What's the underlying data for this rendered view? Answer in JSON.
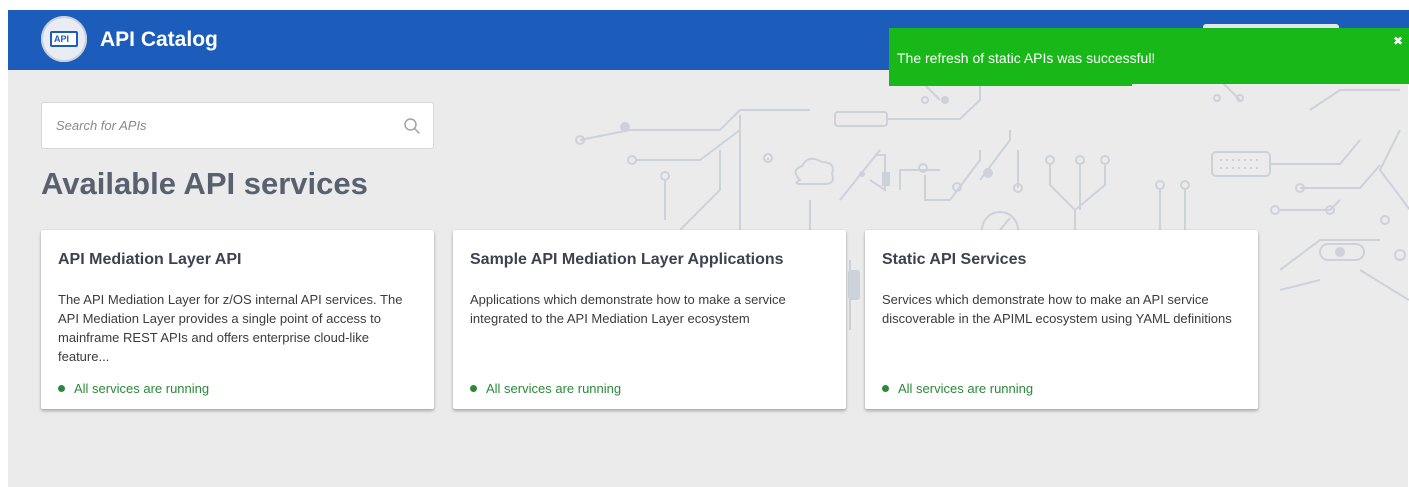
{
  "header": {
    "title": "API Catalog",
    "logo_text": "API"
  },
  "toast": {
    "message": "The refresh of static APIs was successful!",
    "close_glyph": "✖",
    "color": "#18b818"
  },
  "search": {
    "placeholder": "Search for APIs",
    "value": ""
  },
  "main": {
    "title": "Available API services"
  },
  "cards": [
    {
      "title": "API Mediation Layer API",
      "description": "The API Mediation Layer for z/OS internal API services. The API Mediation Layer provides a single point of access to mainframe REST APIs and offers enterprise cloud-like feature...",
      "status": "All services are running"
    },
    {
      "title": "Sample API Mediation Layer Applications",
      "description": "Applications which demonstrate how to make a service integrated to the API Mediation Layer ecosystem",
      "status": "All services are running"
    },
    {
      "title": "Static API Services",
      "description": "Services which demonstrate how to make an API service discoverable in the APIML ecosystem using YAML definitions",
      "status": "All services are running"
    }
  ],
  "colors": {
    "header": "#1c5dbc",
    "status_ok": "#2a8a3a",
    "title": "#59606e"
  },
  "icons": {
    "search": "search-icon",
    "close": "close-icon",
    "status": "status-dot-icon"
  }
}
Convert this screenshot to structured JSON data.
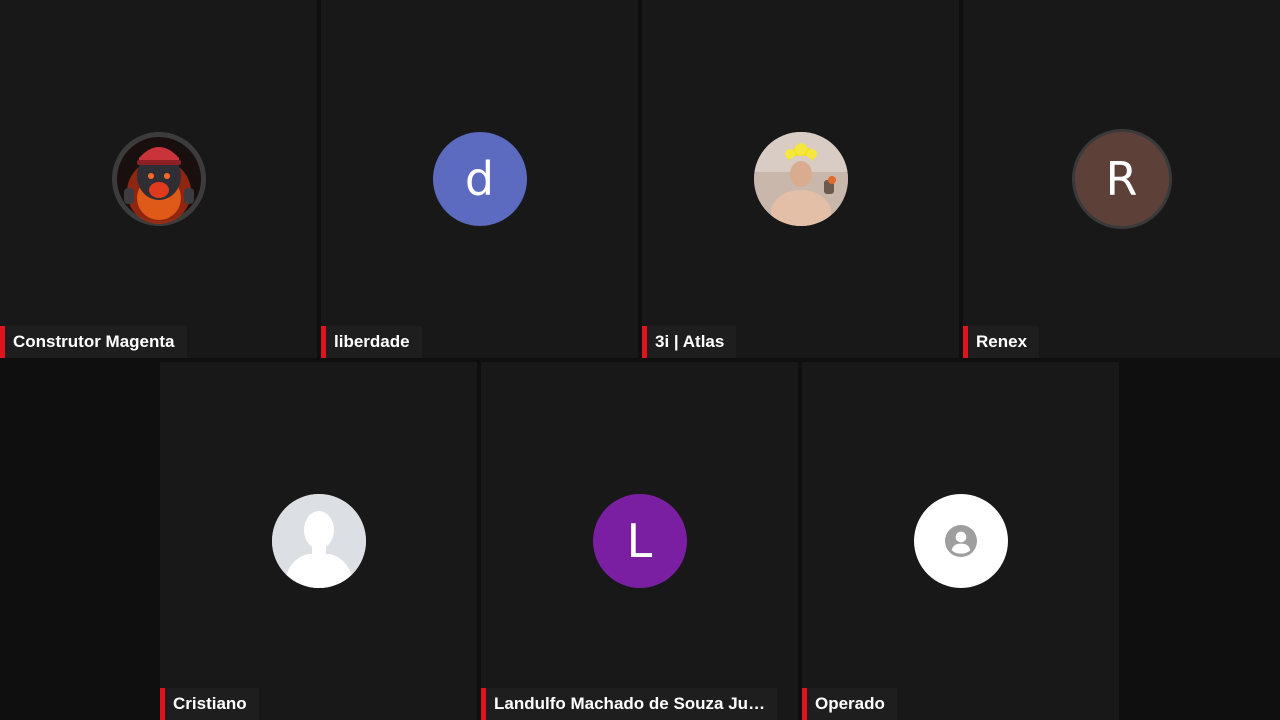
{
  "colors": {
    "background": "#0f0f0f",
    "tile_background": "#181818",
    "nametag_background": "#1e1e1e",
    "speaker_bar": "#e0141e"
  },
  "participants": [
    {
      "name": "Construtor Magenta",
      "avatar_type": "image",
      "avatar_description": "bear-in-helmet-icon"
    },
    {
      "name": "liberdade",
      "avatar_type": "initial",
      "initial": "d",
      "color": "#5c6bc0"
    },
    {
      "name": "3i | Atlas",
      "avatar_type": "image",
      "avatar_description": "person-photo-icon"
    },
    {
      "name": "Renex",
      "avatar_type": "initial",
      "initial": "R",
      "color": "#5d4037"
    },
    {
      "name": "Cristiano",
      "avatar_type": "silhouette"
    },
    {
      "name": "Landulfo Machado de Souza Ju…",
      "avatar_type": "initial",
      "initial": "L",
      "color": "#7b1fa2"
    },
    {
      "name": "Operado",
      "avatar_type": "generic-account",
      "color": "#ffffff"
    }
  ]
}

= = = = =

_WHAT THE EXERCISE ASKS_.
Write out all the entries word for word, but skip any images.

_EXERCISE RESPONSE_.
What's the underlying data for this rendered view? Answer in JSON.
{
  "header": {
    "title": "API Catalog",
    "logo_text": "API"
  },
  "toast": {
    "message": "The refresh of static APIs was successful!",
    "close_glyph": "✖",
    "color": "#18b818"
  },
  "search": {
    "placeholder": "Search for APIs",
    "value": ""
  },
  "main": {
    "title": "Available API services"
  },
  "cards": [
    {
      "title": "API Mediation Layer API",
      "description": "The API Mediation Layer for z/OS internal API services. The API Mediation Layer provides a single point of access to mainframe REST APIs and offers enterprise cloud-like feature...",
      "status": "All services are running"
    },
    {
      "title": "Sample API Mediation Layer Applications",
      "description": "Applications which demonstrate how to make a service integrated to the API Mediation Layer ecosystem",
      "status": "All services are running"
    },
    {
      "title": "Static API Services",
      "description": "Services which demonstrate how to make an API service discoverable in the APIML ecosystem using YAML definitions",
      "status": "All services are running"
    }
  ],
  "colors": {
    "header": "#1c5dbc",
    "status_ok": "#2a8a3a",
    "title": "#59606e"
  },
  "icons": {
    "search": "search-icon",
    "close": "close-icon",
    "status": "status-dot-icon"
  }
}
Convert this screenshot to structured JSON data.
{
  "colors": {
    "background": "#0f0f0f",
    "tile_background": "#181818",
    "nametag_background": "#1e1e1e",
    "speaker_bar": "#e0141e"
  },
  "participants": [
    {
      "name": "Construtor Magenta",
      "avatar_type": "image",
      "avatar_description": "bear-in-helmet-icon"
    },
    {
      "name": "liberdade",
      "avatar_type": "initial",
      "initial": "d",
      "color": "#5c6bc0"
    },
    {
      "name": "3i | Atlas",
      "avatar_type": "image",
      "avatar_description": "person-photo-icon"
    },
    {
      "name": "Renex",
      "avatar_type": "initial",
      "initial": "R",
      "color": "#5d4037"
    },
    {
      "name": "Cristiano",
      "avatar_type": "silhouette"
    },
    {
      "name": "Landulfo Machado de Souza Ju…",
      "avatar_type": "initial",
      "initial": "L",
      "color": "#7b1fa2"
    },
    {
      "name": "Operado",
      "avatar_type": "generic-account",
      "color": "#ffffff"
    }
  ]
}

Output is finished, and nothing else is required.